--- RECORDS SHOWN ---

-- START --

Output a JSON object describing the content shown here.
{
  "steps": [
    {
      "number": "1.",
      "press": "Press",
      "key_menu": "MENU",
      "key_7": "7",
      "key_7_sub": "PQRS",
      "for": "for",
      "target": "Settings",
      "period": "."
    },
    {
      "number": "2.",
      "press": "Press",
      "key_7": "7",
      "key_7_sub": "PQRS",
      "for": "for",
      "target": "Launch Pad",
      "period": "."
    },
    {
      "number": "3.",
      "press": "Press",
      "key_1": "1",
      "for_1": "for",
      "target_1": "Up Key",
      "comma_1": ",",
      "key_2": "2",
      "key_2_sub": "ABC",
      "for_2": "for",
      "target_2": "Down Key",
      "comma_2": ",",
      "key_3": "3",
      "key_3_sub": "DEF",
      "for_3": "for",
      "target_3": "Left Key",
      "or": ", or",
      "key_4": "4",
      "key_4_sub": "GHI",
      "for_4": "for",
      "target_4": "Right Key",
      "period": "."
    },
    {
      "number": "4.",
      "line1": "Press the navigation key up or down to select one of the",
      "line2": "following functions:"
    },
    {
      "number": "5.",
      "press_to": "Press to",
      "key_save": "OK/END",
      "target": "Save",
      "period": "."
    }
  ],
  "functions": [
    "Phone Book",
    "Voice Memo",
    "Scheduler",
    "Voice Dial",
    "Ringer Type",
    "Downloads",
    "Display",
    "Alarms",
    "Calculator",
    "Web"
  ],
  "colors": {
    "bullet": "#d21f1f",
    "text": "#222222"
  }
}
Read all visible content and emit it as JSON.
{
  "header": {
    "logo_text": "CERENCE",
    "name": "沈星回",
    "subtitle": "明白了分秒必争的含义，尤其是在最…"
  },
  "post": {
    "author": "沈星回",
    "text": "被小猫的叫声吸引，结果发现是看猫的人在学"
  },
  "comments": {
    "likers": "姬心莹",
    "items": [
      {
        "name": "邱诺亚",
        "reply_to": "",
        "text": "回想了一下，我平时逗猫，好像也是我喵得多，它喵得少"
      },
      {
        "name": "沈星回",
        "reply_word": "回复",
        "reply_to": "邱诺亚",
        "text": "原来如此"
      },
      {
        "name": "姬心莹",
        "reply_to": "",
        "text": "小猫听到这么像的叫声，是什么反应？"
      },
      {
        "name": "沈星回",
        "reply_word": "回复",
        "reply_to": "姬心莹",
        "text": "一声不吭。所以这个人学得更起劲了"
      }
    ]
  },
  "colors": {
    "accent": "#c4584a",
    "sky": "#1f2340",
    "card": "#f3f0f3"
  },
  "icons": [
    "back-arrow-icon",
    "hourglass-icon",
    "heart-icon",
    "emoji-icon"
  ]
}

-- END --

--- TASK BRIEF ---
Return all of the data word for word.

--- EXERCISE SOLUTION ---
Output a JSON object describing the content shown here.
{
  "steps": [
    {
      "number": "1.",
      "press": "Press",
      "key_menu": "MENU",
      "key_7": "7",
      "key_7_sub": "PQRS",
      "for": "for",
      "target": "Settings",
      "period": "."
    },
    {
      "number": "2.",
      "press": "Press",
      "key_7": "7",
      "key_7_sub": "PQRS",
      "for": "for",
      "target": "Launch Pad",
      "period": "."
    },
    {
      "number": "3.",
      "press": "Press",
      "key_1": "1",
      "for_1": "for",
      "target_1": "Up Key",
      "comma_1": ",",
      "key_2": "2",
      "key_2_sub": "ABC",
      "for_2": "for",
      "target_2": "Down Key",
      "comma_2": ",",
      "key_3": "3",
      "key_3_sub": "DEF",
      "for_3": "for",
      "target_3": "Left Key",
      "or": ", or",
      "key_4": "4",
      "key_4_sub": "GHI",
      "for_4": "for",
      "target_4": "Right Key",
      "period": "."
    },
    {
      "number": "4.",
      "line1": "Press the navigation key up or down to select one of the",
      "line2": "following functions:"
    },
    {
      "number": "5.",
      "press_to": "Press to",
      "key_save": "OK/END",
      "target": "Save",
      "period": "."
    }
  ],
  "functions": [
    "Phone Book",
    "Voice Memo",
    "Scheduler",
    "Voice Dial",
    "Ringer Type",
    "Downloads",
    "Display",
    "Alarms",
    "Calculator",
    "Web"
  ],
  "colors": {
    "bullet": "#d21f1f",
    "text": "#222222"
  }
}
Read all visible content and emit it as JSON.
{
  "header": {
    "logo_text": "CERENCE",
    "name": "沈星回",
    "subtitle": "明白了分秒必争的含义，尤其是在最…"
  },
  "post": {
    "author": "沈星回",
    "text": "被小猫的叫声吸引，结果发现是看猫的人在学"
  },
  "comments": {
    "likers": "姬心莹",
    "items": [
      {
        "name": "邱诺亚",
        "reply_to": "",
        "text": "回想了一下，我平时逗猫，好像也是我喵得多，它喵得少"
      },
      {
        "name": "沈星回",
        "reply_word": "回复",
        "reply_to": "邱诺亚",
        "text": "原来如此"
      },
      {
        "name": "姬心莹",
        "reply_to": "",
        "text": "小猫听到这么像的叫声，是什么反应？"
      },
      {
        "name": "沈星回",
        "reply_word": "回复",
        "reply_to": "姬心莹",
        "text": "一声不吭。所以这个人学得更起劲了"
      }
    ]
  },
  "colors": {
    "accent": "#c4584a",
    "sky": "#1f2340",
    "card": "#f3f0f3"
  },
  "icons": [
    "back-arrow-icon",
    "hourglass-icon",
    "heart-icon",
    "emoji-icon"
  ]
}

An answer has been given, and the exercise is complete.